### Stated goal
Wherever the word "type" appears in a line, copy that line.

### Records provided
^^^^^^^^^^^^^^^^
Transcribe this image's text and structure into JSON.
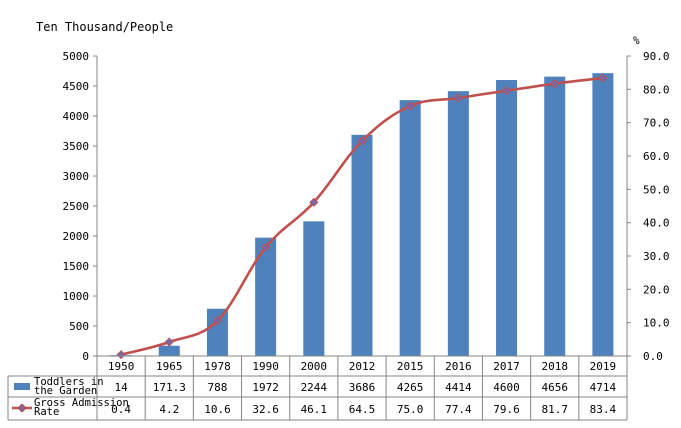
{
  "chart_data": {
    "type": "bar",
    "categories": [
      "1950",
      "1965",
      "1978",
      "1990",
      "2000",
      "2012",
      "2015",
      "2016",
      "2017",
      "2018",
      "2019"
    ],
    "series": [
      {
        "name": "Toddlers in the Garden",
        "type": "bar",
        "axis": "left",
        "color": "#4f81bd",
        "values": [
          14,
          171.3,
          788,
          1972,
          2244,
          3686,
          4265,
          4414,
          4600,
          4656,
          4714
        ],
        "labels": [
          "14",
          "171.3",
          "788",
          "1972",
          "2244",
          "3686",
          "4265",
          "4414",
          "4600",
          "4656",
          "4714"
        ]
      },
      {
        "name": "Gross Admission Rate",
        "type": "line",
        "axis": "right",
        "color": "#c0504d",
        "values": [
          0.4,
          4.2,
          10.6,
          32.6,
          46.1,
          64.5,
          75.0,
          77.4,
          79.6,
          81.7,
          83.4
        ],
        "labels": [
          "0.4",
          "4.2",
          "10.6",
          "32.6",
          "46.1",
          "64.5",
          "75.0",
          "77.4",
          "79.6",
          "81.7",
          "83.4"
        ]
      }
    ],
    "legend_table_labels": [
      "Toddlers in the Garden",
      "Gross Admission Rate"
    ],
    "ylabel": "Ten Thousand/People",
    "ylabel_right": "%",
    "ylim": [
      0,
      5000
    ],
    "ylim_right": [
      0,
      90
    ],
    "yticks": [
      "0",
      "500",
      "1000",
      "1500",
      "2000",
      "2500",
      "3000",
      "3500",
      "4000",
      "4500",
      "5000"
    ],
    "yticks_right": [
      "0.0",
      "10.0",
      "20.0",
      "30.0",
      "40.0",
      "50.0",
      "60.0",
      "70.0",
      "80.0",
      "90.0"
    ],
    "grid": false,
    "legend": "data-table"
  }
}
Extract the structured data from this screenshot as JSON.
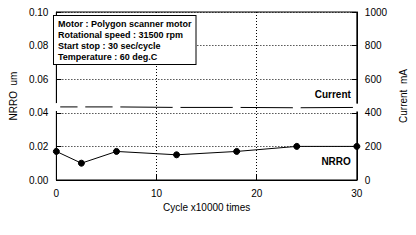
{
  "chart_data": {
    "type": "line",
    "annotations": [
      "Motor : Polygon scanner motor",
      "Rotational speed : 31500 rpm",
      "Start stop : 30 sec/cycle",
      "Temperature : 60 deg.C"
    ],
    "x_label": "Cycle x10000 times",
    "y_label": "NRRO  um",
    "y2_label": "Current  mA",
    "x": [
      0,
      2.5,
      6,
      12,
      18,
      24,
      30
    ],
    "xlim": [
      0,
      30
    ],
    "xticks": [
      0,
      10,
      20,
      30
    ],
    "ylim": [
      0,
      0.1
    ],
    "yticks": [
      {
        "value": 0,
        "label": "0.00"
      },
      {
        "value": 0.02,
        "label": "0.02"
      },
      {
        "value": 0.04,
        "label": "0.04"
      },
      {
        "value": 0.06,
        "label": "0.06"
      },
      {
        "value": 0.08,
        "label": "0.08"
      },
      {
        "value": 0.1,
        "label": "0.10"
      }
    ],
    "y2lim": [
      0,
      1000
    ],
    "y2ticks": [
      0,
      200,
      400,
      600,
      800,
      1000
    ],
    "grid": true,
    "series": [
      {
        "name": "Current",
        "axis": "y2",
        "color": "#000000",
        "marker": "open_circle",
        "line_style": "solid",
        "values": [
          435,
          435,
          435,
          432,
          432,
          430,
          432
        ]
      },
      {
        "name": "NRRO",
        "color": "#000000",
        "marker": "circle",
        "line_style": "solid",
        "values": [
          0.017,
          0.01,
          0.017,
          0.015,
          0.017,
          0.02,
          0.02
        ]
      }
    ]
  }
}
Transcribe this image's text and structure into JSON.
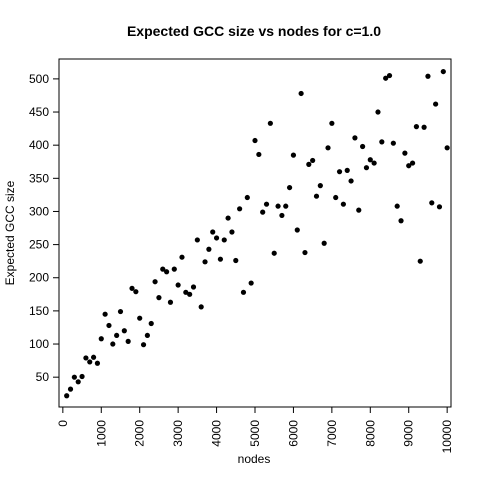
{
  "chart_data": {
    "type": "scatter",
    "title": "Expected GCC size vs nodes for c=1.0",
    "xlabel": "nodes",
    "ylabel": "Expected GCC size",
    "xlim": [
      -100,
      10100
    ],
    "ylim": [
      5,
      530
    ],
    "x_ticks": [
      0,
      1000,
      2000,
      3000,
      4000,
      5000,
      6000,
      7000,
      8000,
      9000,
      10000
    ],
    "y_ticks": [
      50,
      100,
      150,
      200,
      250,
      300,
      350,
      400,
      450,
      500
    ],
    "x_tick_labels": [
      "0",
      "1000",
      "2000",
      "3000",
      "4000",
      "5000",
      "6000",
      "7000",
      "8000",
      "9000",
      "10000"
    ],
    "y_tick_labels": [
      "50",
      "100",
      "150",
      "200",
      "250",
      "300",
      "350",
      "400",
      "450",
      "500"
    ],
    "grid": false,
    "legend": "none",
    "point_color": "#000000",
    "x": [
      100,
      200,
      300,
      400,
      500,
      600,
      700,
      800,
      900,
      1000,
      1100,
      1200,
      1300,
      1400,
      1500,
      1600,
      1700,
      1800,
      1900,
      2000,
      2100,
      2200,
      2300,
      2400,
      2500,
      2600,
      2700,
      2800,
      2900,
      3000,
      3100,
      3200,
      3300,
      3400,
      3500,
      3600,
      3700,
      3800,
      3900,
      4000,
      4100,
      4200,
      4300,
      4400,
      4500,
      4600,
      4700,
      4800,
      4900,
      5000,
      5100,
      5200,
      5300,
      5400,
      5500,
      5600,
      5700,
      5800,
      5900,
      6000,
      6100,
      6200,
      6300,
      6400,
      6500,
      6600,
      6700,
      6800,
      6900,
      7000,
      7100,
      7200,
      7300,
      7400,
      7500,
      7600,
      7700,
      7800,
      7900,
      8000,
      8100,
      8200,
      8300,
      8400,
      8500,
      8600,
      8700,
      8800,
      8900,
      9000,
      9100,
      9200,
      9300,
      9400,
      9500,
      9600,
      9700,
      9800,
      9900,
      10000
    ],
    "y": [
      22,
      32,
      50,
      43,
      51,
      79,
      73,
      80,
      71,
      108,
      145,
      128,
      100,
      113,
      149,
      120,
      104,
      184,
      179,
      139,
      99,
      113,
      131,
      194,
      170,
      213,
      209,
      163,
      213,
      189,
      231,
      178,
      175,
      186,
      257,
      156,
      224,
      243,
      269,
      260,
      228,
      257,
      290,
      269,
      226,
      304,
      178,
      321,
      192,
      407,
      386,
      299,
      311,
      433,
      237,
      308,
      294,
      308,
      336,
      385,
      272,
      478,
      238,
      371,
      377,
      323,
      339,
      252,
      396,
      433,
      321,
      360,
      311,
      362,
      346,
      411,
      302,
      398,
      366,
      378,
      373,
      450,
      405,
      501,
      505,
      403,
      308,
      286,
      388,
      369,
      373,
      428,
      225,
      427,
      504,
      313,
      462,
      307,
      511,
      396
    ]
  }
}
^^^^^^^^^^^^^^^^
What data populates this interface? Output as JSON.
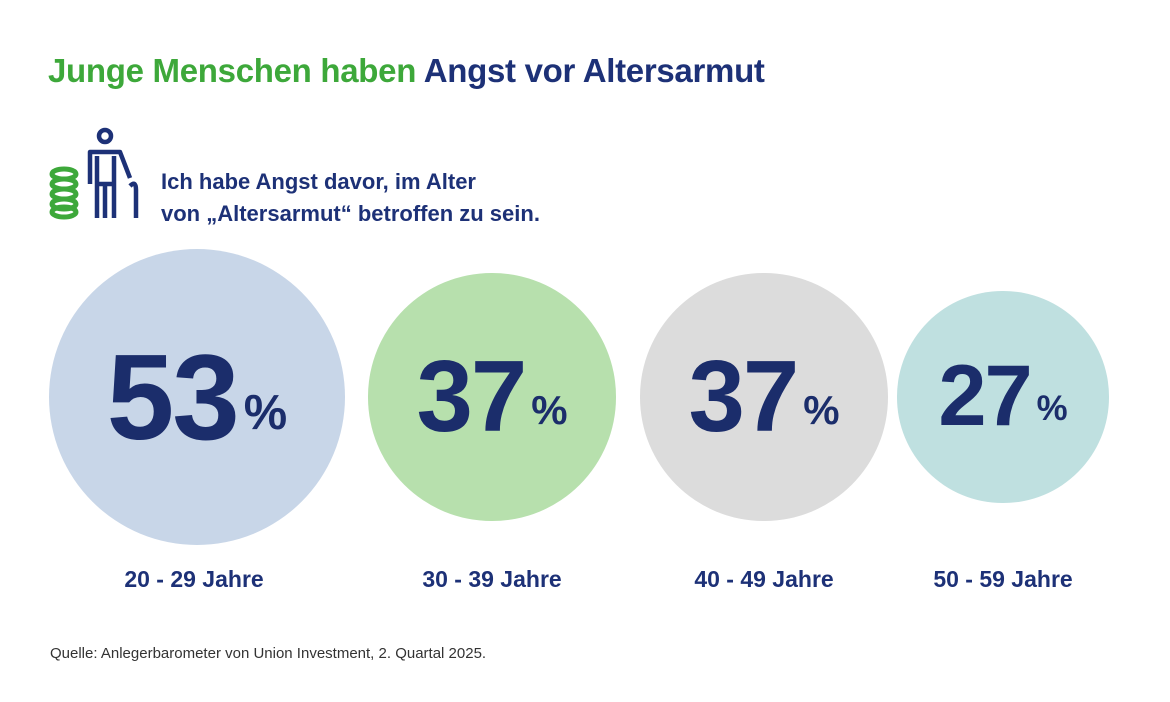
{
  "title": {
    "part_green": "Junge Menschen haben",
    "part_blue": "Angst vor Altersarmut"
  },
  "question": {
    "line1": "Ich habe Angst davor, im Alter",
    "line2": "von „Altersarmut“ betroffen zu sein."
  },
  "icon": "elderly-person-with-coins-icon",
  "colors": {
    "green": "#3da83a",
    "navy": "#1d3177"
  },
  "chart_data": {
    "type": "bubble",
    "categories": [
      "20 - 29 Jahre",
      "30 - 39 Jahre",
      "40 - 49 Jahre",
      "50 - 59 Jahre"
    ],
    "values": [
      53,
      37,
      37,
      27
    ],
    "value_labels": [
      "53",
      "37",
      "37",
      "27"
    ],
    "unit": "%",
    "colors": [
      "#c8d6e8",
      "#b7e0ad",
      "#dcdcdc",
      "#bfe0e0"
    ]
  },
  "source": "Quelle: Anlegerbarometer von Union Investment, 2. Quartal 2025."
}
^^^^^^^^^^^^^^^^
### Answer
    "type": "bar",
        "type": "bar",
        "type": "line",
    "type": "line",
    "type": "scatter",
    "type": "bubble",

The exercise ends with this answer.